## [Listing]
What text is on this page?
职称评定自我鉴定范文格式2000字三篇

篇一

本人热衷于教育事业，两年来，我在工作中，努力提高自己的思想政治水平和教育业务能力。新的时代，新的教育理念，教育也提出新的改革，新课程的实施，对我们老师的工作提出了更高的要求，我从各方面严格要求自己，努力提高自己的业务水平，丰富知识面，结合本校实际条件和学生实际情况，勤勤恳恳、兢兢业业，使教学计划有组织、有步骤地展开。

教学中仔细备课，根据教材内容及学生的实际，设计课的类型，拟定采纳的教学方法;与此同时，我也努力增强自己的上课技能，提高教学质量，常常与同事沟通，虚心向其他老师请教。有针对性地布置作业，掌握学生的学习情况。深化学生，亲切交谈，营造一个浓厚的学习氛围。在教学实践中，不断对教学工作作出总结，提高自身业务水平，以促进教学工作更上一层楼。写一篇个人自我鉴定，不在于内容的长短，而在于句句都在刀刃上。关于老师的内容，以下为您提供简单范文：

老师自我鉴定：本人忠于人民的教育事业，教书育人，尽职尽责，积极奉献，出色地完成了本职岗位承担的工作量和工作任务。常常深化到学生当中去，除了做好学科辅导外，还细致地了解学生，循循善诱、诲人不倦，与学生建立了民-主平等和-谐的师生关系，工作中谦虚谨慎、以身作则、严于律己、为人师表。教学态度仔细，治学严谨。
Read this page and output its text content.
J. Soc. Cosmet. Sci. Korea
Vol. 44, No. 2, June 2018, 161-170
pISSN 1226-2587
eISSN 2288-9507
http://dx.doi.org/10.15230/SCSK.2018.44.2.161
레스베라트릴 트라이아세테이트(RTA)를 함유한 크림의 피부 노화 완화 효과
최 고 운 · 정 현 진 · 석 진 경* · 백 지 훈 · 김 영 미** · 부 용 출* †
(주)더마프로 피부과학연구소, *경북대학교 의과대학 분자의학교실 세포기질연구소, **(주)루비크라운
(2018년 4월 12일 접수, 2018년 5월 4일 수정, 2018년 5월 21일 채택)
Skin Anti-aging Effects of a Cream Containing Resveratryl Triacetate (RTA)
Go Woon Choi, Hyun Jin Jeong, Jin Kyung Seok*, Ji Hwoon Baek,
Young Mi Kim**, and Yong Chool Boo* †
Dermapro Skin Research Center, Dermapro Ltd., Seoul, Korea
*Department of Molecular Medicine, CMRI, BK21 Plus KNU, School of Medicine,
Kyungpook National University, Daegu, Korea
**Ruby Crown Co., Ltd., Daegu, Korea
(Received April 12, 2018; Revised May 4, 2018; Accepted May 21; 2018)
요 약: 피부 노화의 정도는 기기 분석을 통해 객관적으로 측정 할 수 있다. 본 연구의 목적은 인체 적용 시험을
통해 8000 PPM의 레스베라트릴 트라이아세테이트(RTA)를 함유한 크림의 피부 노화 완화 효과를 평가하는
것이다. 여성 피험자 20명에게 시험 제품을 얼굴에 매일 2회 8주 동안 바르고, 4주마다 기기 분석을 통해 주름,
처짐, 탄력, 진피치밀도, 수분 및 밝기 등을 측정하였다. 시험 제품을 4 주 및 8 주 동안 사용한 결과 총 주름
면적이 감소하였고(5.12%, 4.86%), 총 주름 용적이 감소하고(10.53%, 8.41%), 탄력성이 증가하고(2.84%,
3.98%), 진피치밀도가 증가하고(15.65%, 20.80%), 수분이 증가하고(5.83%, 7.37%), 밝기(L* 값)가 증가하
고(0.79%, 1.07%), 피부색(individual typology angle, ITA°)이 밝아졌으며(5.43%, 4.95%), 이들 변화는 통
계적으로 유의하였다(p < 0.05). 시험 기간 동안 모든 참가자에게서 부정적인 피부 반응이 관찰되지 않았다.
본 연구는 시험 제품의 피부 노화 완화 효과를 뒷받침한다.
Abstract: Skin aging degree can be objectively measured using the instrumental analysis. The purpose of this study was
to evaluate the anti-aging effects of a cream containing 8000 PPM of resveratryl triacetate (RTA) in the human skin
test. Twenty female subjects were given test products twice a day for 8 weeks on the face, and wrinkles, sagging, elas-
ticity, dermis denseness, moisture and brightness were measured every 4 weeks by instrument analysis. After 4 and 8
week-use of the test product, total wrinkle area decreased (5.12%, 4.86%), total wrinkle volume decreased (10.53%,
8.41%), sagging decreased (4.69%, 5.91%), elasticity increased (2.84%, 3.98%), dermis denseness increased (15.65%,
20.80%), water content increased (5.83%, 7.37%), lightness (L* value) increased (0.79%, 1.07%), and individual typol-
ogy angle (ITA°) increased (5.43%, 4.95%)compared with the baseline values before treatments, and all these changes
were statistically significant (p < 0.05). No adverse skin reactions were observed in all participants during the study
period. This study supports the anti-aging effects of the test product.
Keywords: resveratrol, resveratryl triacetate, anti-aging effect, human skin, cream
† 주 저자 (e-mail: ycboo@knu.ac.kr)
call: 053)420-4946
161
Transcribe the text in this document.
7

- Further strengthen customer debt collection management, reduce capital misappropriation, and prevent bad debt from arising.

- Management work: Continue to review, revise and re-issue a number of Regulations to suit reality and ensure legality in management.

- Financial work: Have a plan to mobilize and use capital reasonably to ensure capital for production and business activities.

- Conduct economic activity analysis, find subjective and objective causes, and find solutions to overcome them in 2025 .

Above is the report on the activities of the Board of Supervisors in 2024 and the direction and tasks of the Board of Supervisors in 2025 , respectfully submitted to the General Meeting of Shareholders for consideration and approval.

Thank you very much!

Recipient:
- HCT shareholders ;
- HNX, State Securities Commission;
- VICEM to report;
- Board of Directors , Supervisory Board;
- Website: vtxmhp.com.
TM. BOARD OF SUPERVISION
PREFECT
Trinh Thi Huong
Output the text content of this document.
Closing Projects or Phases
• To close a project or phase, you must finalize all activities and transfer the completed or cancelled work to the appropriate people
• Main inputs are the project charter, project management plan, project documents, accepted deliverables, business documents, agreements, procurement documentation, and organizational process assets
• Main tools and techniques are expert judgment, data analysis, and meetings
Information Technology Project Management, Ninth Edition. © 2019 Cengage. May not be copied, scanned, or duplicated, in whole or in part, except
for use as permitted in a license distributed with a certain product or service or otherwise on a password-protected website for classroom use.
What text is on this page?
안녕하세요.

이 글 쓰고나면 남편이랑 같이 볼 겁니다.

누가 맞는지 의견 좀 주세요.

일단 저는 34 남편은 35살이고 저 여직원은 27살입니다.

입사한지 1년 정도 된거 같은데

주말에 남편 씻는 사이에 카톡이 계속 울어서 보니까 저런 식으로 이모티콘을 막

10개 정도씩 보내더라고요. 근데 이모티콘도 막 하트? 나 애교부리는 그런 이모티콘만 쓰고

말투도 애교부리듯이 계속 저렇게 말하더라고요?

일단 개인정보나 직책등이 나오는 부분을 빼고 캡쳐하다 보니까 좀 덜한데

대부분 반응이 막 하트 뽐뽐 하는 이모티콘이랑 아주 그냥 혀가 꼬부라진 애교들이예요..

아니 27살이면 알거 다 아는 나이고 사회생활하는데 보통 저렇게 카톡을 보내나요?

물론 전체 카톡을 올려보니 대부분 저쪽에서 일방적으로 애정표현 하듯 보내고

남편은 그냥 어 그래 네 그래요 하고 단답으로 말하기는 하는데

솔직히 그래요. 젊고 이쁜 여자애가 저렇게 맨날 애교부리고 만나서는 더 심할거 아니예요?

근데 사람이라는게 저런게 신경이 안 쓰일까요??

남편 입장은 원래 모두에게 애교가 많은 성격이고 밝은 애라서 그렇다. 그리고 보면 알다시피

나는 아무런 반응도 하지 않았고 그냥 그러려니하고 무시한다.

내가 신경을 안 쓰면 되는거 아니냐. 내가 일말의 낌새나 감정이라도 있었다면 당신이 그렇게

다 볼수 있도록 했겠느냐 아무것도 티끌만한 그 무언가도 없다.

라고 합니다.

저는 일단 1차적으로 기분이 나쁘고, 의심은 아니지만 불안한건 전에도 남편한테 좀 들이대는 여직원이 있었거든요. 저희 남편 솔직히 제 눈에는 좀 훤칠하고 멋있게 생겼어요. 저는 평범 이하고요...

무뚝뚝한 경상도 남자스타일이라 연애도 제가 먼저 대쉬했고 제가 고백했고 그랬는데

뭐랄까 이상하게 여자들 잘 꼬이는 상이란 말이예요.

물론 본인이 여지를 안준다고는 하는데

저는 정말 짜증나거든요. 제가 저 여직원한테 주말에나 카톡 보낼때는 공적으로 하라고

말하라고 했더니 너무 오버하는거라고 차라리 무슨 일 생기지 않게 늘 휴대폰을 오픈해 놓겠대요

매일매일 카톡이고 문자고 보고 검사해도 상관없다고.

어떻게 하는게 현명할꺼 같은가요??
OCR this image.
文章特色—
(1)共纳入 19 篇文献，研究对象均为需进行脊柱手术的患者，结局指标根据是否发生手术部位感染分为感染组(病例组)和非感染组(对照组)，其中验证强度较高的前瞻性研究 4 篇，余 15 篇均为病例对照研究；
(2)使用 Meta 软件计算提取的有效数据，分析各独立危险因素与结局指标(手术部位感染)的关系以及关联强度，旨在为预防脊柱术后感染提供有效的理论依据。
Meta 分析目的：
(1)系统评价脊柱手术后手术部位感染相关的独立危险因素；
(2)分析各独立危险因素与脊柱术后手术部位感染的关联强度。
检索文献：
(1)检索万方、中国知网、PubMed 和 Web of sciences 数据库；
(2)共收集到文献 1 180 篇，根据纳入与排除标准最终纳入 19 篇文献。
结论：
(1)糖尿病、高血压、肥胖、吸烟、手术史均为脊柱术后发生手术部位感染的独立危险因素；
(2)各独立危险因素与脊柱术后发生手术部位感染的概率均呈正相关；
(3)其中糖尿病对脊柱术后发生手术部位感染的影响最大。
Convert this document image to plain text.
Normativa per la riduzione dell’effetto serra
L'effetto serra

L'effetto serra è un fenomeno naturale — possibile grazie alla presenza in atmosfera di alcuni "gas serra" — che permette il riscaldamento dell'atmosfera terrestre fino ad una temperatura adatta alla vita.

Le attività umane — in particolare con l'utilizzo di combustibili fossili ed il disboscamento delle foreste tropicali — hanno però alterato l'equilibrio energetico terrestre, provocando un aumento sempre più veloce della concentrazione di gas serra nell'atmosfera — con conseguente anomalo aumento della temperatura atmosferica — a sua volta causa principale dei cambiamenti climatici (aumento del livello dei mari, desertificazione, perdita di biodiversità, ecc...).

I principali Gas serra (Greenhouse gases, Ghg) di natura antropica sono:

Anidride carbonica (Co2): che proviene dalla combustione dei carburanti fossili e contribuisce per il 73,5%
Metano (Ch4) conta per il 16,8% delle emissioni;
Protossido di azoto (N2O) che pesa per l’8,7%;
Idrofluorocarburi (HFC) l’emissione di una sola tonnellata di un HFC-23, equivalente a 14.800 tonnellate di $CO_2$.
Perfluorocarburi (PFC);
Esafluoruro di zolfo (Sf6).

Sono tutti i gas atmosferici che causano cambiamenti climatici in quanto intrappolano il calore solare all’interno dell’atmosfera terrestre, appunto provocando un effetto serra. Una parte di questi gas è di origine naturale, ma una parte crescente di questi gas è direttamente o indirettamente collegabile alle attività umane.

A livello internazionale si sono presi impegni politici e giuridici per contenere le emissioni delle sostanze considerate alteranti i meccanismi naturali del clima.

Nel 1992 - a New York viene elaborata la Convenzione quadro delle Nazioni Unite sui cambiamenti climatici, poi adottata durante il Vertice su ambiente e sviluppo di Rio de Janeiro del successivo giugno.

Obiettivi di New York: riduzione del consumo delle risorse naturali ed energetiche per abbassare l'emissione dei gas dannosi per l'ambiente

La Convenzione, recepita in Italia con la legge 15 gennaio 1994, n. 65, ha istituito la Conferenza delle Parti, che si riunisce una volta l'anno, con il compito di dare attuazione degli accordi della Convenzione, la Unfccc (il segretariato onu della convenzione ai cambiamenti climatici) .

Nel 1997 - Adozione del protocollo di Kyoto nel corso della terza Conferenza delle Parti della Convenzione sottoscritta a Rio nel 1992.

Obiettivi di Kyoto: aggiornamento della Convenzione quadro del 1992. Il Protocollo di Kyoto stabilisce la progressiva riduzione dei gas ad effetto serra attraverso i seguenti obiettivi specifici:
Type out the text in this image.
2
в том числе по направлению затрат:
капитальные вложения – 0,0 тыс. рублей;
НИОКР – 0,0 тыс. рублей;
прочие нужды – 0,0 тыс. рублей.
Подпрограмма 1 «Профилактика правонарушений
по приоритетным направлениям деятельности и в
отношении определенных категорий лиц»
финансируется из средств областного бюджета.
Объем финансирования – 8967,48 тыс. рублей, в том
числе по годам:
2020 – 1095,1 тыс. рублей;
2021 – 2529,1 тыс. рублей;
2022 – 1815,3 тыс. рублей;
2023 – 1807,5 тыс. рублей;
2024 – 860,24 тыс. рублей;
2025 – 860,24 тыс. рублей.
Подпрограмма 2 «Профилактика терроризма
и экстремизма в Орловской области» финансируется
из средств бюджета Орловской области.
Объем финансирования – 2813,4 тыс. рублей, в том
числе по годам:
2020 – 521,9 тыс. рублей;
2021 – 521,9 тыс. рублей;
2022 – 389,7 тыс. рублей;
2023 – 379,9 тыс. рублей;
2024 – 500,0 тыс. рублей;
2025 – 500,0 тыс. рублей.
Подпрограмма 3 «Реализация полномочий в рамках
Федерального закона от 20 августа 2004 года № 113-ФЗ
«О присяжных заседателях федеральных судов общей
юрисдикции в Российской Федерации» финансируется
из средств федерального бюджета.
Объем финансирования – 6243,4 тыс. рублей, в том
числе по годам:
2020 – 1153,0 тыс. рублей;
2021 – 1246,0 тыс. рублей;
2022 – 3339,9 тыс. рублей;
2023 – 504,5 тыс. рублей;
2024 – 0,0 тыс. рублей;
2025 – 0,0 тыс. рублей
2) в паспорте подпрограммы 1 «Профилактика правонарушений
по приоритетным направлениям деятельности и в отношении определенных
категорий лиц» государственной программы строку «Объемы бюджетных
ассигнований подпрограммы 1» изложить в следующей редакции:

## [What is being asked]
With the line containing "Type out the text in this image." as the first and the last line of the records as the final one, print exactly the lines in that span.

## [Task solution]
Type out the text in this image.
2
в том числе по направлению затрат:
капитальные вложения – 0,0 тыс. рублей;
НИОКР – 0,0 тыс. рублей;
прочие нужды – 0,0 тыс. рублей.
Подпрограмма 1 «Профилактика правонарушений
по приоритетным направлениям деятельности и в
отношении определенных категорий лиц»
финансируется из средств областного бюджета.
Объем финансирования – 8967,48 тыс. рублей, в том
числе по годам:
2020 – 1095,1 тыс. рублей;
2021 – 2529,1 тыс. рублей;
2022 – 1815,3 тыс. рублей;
2023 – 1807,5 тыс. рублей;
2024 – 860,24 тыс. рублей;
2025 – 860,24 тыс. рублей.
Подпрограмма 2 «Профилактика терроризма
и экстремизма в Орловской области» финансируется
из средств бюджета Орловской области.
Объем финансирования – 2813,4 тыс. рублей, в том
числе по годам:
2020 – 521,9 тыс. рублей;
2021 – 521,9 тыс. рублей;
2022 – 389,7 тыс. рублей;
2023 – 379,9 тыс. рублей;
2024 – 500,0 тыс. рублей;
2025 – 500,0 тыс. рублей.
Подпрограмма 3 «Реализация полномочий в рамках
Федерального закона от 20 августа 2004 года № 113-ФЗ
«О присяжных заседателях федеральных судов общей
юрисдикции в Российской Федерации» финансируется
из средств федерального бюджета.
Объем финансирования – 6243,4 тыс. рублей, в том
числе по годам:
2020 – 1153,0 тыс. рублей;
2021 – 1246,0 тыс. рублей;
2022 – 3339,9 тыс. рублей;
2023 – 504,5 тыс. рублей;
2024 – 0,0 тыс. рублей;
2025 – 0,0 тыс. рублей
2) в паспорте подпрограммы 1 «Профилактика правонарушений
по приоритетным направлениям деятельности и в отношении определенных
категорий лиц» государственной программы строку «Объемы бюджетных
ассигнований подпрограммы 1» изложить в следующей редакции:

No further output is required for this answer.